#### Task prompt
Output every record below exactly as it appears.

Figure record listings

----

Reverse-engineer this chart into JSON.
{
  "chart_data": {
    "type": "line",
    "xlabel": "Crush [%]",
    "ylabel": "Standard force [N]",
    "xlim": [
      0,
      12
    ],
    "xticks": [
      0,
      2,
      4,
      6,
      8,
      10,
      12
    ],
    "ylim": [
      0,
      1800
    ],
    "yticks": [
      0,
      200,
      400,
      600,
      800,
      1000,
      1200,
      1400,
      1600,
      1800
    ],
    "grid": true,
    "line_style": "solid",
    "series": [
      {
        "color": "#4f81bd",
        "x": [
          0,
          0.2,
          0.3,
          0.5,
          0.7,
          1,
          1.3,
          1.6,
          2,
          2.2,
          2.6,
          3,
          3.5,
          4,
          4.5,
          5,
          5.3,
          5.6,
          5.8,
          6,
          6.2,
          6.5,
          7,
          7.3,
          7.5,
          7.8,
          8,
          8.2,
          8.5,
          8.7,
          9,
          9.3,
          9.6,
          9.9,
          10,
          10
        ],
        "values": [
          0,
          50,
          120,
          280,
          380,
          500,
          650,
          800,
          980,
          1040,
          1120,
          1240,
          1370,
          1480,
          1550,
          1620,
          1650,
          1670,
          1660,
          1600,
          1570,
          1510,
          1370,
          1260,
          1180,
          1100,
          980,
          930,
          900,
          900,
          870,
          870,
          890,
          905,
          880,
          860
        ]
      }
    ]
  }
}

----

#### Worked answer
Reverse-engineer this chart into JSON.
{
  "chart_data": {
    "type": "line",
    "xlabel": "Crush [%]",
    "ylabel": "Standard force [N]",
    "xlim": [
      0,
      12
    ],
    "xticks": [
      0,
      2,
      4,
      6,
      8,
      10,
      12
    ],
    "ylim": [
      0,
      1800
    ],
    "yticks": [
      0,
      200,
      400,
      600,
      800,
      1000,
      1200,
      1400,
      1600,
      1800
    ],
    "grid": true,
    "line_style": "solid",
    "series": [
      {
        "color": "#4f81bd",
        "x": [
          0,
          0.2,
          0.3,
          0.5,
          0.7,
          1,
          1.3,
          1.6,
          2,
          2.2,
          2.6,
          3,
          3.5,
          4,
          4.5,
          5,
          5.3,
          5.6,
          5.8,
          6,
          6.2,
          6.5,
          7,
          7.3,
          7.5,
          7.8,
          8,
          8.2,
          8.5,
          8.7,
          9,
          9.3,
          9.6,
          9.9,
          10,
          10
        ],
        "values": [
          0,
          50,
          120,
          280,
          380,
          500,
          650,
          800,
          980,
          1040,
          1120,
          1240,
          1370,
          1480,
          1550,
          1620,
          1650,
          1670,
          1660,
          1600,
          1570,
          1510,
          1370,
          1260,
          1180,
          1100,
          980,
          930,
          900,
          900,
          870,
          870,
          890,
          905,
          880,
          860
        ]
      }
    ]
  }
}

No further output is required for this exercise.